— begin —
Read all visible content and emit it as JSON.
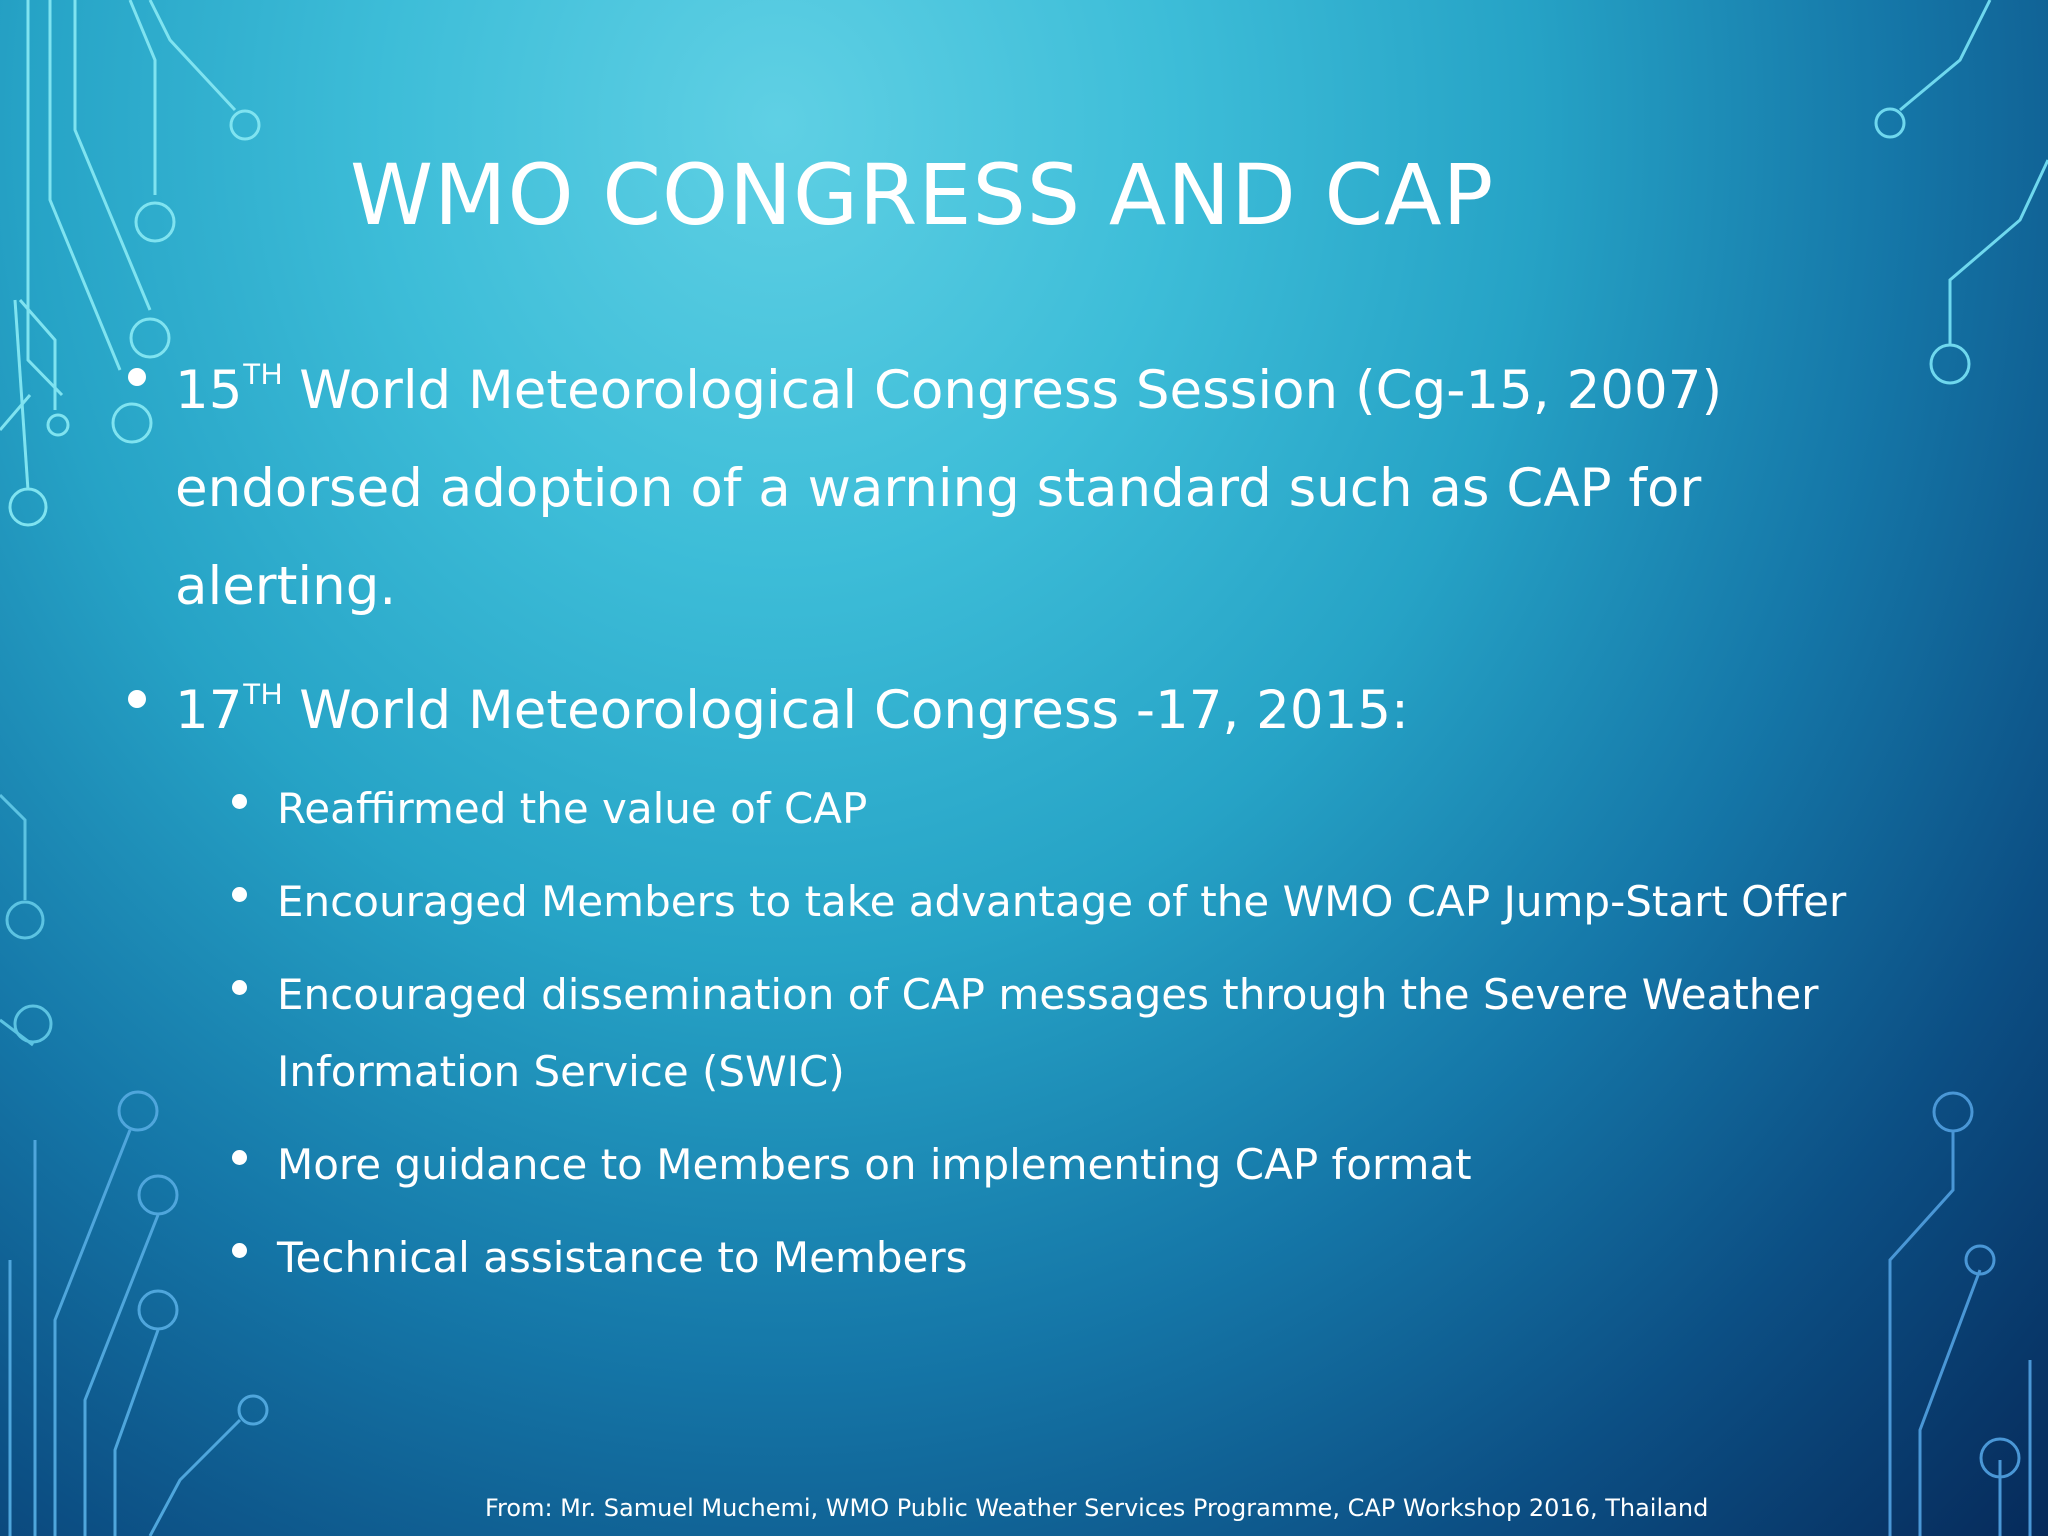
{
  "slide": {
    "title": "WMO CONGRESS AND CAP",
    "bullets": [
      {
        "num": "15",
        "sup": "TH",
        "bold": " World Meteorological Congress Session ",
        "light": "(Cg-15, 2007)",
        "line2": "endorsed adoption of a warning standard such as CAP for",
        "line3": "alerting."
      },
      {
        "num": "17",
        "sup": "TH",
        "bold": " World Meteorological Congress -17, 2015:"
      }
    ],
    "sub_bullets": [
      "Reaffirmed the value of CAP",
      "Encouraged Members to take advantage of the WMO CAP Jump-Start Offer",
      "Encouraged dissemination of CAP messages through the Severe Weather Information Service (SWIC)",
      "More guidance to Members on implementing CAP format",
      "Technical assistance to Members"
    ],
    "footer": "From: Mr. Samuel Muchemi, WMO Public Weather Services Programme, CAP Workshop 2016, Thailand"
  }
}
— end —
■ **DESCRIPTION OF THE TASK**:
Gather from the records above every line containing the string "Members".

■ **OUTPUT FOR THIS TASK**:
      "Encouraged Members to take advantage of the WMO CAP Jump-Start Offer",
      "More guidance to Members on implementing CAP format",
      "Technical assistance to Members"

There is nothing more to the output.